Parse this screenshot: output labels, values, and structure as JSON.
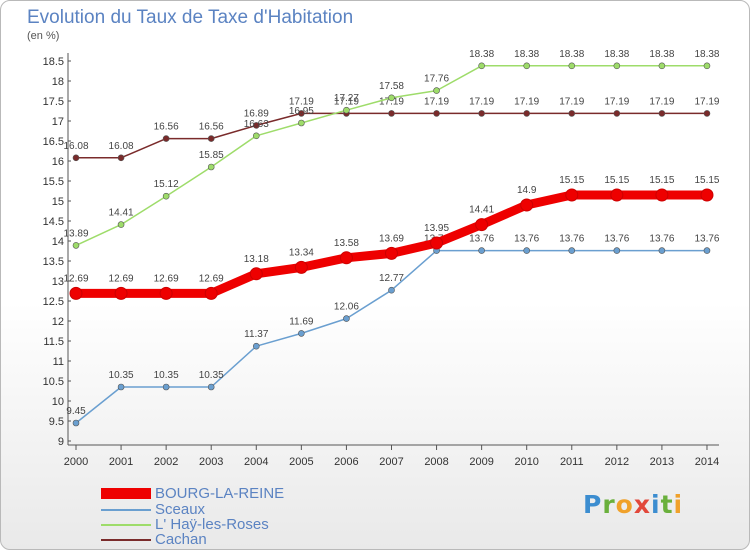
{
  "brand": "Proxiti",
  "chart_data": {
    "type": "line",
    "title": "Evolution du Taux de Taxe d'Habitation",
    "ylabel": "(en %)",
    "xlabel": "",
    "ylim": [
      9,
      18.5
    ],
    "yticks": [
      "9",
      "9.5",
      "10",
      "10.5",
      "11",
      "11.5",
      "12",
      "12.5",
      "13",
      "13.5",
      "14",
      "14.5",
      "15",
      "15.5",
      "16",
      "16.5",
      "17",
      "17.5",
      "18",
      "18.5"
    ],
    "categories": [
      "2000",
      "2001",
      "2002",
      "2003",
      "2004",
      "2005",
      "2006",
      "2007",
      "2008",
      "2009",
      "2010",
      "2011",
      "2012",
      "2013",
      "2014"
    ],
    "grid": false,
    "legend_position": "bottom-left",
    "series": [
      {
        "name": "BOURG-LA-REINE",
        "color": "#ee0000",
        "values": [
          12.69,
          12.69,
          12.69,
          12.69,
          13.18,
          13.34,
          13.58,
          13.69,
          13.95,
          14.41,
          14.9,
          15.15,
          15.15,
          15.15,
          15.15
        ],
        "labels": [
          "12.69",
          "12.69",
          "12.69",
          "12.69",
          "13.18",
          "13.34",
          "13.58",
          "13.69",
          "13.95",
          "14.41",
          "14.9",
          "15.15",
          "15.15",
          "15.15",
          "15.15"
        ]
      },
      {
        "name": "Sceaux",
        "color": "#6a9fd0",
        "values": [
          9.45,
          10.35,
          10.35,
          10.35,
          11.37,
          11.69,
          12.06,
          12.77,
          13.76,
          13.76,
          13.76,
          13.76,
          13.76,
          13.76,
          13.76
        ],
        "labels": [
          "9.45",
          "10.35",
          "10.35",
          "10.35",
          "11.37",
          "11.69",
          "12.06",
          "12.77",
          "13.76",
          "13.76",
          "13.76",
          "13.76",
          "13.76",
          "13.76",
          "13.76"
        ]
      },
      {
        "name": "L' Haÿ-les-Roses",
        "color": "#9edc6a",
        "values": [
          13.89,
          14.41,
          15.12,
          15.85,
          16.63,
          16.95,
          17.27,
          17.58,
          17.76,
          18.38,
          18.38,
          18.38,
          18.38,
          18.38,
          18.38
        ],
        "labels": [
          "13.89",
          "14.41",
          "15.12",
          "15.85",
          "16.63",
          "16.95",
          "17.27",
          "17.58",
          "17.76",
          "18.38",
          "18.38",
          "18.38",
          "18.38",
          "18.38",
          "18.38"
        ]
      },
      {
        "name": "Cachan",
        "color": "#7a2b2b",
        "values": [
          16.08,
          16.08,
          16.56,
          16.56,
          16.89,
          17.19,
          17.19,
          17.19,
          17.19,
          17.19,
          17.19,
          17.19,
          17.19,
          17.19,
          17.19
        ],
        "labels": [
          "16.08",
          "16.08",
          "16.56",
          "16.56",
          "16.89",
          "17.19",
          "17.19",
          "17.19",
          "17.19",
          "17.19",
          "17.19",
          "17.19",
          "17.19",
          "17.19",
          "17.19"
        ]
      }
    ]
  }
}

______

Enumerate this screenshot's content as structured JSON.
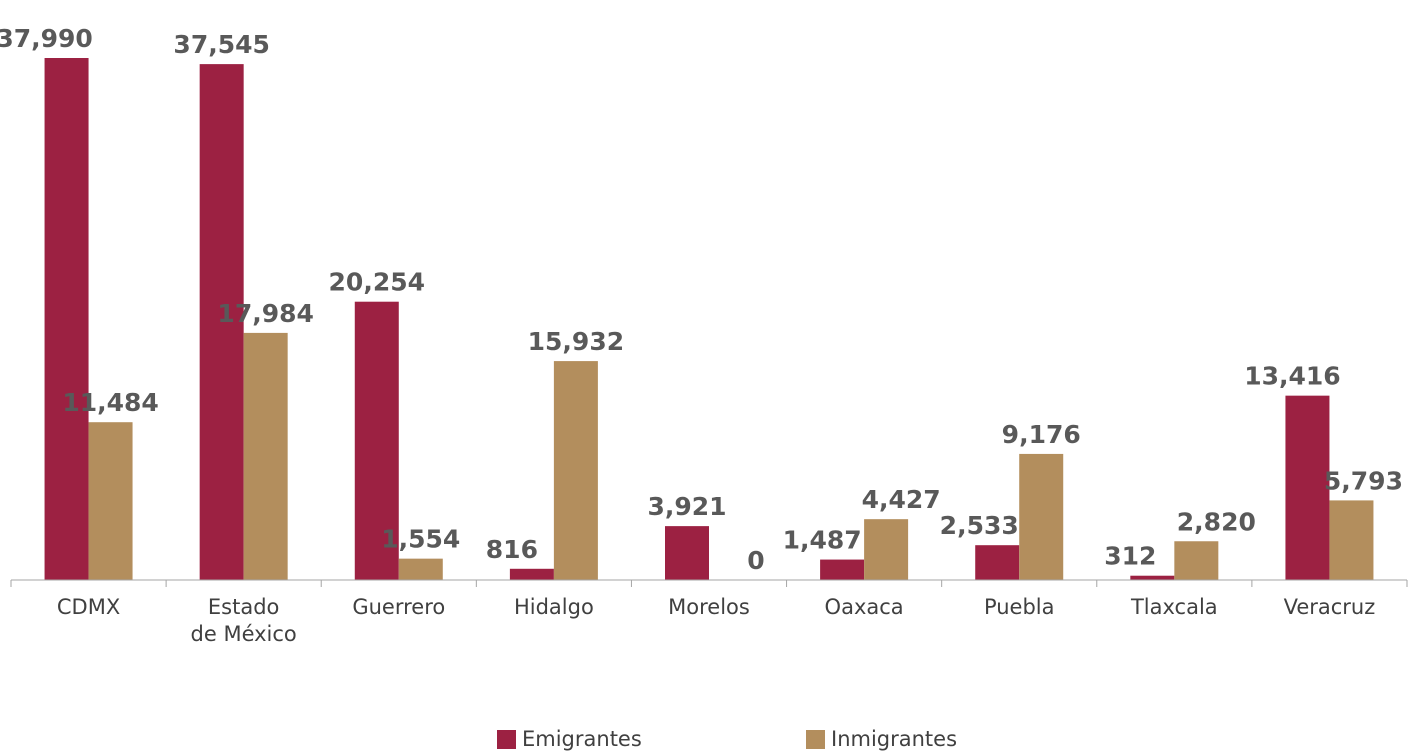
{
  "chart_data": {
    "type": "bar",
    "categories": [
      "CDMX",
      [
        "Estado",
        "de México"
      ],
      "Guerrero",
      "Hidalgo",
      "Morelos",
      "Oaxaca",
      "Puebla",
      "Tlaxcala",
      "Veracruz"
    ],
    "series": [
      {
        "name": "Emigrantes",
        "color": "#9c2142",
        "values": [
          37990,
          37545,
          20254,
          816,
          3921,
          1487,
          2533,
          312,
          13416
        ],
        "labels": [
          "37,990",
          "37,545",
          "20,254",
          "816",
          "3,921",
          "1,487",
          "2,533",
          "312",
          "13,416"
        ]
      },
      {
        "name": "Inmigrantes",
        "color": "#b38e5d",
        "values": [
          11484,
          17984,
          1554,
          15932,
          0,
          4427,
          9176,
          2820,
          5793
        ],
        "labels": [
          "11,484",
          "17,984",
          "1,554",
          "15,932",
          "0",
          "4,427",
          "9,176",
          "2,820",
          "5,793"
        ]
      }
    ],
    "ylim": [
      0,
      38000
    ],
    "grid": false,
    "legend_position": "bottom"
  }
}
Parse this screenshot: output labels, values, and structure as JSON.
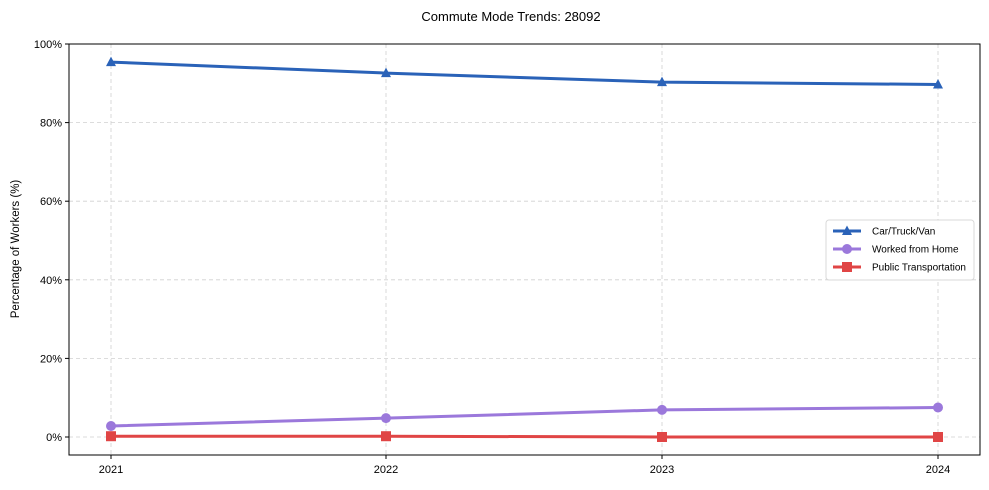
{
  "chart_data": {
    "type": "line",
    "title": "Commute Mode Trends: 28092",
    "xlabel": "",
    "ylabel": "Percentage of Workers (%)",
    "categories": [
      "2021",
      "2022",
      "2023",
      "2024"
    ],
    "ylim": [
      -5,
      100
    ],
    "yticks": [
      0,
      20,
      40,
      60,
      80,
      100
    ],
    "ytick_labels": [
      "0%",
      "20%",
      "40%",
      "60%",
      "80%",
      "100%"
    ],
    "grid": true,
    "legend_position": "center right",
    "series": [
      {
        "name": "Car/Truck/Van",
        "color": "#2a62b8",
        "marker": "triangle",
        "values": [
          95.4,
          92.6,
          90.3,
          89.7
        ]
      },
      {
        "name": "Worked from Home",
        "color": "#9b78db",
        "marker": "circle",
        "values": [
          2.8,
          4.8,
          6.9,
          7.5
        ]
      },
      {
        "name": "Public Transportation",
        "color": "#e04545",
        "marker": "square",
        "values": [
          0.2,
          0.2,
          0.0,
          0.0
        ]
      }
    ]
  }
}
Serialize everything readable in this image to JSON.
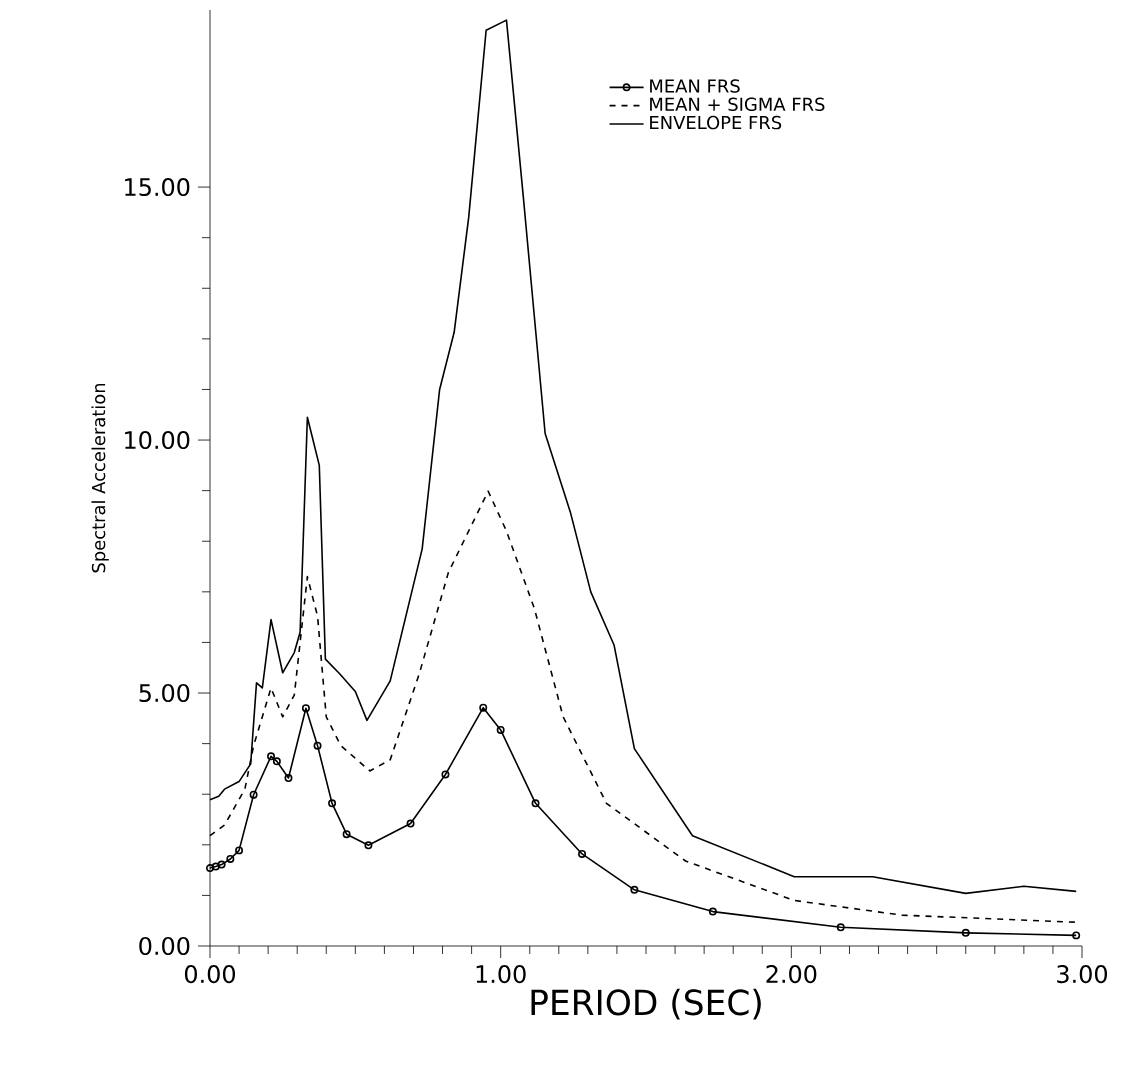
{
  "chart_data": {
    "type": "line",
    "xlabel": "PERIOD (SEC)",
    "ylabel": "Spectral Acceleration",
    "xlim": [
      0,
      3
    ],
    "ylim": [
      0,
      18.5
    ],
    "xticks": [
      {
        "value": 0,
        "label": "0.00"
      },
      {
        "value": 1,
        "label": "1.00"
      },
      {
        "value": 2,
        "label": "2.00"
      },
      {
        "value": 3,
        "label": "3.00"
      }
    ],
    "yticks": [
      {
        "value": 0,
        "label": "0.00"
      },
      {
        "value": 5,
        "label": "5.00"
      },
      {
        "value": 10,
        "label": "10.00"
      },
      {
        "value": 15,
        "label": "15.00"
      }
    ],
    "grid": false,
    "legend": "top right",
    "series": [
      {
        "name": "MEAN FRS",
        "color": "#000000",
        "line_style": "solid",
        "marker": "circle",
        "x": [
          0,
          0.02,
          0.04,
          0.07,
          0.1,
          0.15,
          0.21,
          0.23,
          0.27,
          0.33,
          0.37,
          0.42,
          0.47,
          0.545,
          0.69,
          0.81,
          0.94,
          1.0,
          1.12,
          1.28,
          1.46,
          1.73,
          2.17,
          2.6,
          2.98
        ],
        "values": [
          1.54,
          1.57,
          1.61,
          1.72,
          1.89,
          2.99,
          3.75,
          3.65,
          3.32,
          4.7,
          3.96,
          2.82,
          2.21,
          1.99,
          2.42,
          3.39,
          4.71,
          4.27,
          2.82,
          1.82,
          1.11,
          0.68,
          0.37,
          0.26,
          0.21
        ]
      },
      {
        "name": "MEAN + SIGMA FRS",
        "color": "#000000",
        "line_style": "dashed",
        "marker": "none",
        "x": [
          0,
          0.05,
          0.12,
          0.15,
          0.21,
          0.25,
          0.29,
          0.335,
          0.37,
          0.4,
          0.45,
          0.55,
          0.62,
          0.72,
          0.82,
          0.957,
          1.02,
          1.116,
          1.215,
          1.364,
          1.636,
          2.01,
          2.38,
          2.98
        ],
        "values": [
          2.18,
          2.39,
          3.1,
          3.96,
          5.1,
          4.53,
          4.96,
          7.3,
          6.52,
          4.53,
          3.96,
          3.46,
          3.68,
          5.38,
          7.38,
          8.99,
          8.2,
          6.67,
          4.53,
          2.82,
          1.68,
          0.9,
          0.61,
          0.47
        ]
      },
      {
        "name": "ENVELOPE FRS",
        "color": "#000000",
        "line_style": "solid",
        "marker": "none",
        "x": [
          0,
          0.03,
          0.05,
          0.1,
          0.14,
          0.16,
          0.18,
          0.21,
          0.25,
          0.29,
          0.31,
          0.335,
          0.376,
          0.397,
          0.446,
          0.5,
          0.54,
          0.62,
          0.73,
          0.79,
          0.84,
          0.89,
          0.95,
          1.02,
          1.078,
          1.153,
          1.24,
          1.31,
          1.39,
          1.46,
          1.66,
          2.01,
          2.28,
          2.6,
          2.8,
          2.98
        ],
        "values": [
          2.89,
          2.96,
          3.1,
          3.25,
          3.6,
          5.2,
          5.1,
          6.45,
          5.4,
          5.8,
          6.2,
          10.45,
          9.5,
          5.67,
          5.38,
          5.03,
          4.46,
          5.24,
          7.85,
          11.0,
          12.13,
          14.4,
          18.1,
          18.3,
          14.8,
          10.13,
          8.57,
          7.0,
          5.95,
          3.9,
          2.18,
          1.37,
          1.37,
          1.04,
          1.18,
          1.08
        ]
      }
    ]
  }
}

______

◆ WHAT YOU NEED TO DO ◆
Which lines in the data above contain "ylabel"? Show each one.

◆ TASK ANSWER ◆
    "ylabel": "(en %)",
    "ylabel": "Percentage of Workers (%)",
    "ylabel": "Spectral Acceleration",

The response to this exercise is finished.